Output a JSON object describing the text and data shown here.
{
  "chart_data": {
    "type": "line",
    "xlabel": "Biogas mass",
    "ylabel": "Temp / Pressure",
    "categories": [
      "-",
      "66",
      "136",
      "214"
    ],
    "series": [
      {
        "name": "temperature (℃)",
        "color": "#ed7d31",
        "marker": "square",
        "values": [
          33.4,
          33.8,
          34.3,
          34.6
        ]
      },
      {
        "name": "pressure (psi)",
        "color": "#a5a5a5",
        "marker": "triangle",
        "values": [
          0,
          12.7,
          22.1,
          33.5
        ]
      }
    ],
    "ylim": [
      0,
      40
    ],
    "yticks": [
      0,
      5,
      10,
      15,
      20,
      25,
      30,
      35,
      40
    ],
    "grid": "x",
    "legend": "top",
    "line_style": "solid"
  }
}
==
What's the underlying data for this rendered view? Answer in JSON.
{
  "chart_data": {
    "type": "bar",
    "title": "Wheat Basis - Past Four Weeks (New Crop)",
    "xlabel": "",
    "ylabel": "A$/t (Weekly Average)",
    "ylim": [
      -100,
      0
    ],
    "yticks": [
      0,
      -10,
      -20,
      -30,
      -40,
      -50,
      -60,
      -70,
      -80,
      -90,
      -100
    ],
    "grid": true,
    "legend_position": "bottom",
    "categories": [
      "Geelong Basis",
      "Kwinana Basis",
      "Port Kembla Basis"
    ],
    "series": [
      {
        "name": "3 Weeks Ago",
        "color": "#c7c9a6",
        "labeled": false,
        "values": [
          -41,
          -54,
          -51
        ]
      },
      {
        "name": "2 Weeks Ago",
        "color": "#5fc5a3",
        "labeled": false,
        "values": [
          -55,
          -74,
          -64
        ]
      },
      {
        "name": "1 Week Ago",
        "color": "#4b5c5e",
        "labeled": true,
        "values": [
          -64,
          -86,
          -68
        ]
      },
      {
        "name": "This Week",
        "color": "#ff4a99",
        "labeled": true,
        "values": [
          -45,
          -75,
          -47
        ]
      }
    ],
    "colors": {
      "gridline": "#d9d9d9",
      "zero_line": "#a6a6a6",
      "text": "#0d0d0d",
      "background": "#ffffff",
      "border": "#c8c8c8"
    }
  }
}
...
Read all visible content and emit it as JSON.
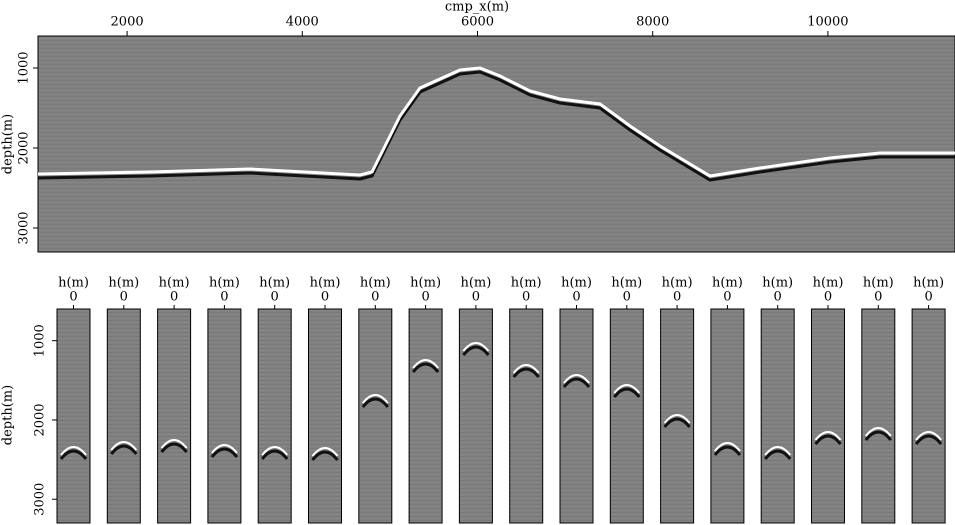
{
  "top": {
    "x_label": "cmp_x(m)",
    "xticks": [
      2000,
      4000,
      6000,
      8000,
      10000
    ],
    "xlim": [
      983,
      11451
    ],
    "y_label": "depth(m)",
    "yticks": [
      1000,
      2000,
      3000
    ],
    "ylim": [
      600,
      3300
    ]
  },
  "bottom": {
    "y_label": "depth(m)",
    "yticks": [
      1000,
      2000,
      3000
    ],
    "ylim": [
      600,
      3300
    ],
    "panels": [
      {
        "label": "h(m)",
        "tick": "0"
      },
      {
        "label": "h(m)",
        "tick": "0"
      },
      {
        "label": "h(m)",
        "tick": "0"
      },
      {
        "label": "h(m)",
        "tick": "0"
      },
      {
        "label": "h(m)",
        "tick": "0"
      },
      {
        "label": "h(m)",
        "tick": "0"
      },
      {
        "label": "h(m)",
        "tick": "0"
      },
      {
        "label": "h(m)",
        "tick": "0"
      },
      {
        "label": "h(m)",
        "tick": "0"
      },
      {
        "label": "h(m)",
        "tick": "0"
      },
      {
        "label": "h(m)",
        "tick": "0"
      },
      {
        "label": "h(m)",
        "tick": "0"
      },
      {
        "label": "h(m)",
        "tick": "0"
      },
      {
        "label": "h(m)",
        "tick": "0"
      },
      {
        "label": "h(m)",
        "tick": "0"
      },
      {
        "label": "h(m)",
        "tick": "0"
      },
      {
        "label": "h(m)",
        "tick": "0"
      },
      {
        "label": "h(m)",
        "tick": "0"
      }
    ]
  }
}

_Exercise directions_
How many lines of the listing above include the word "Basis"? Reply with the number alone.

_Answer for the task_
4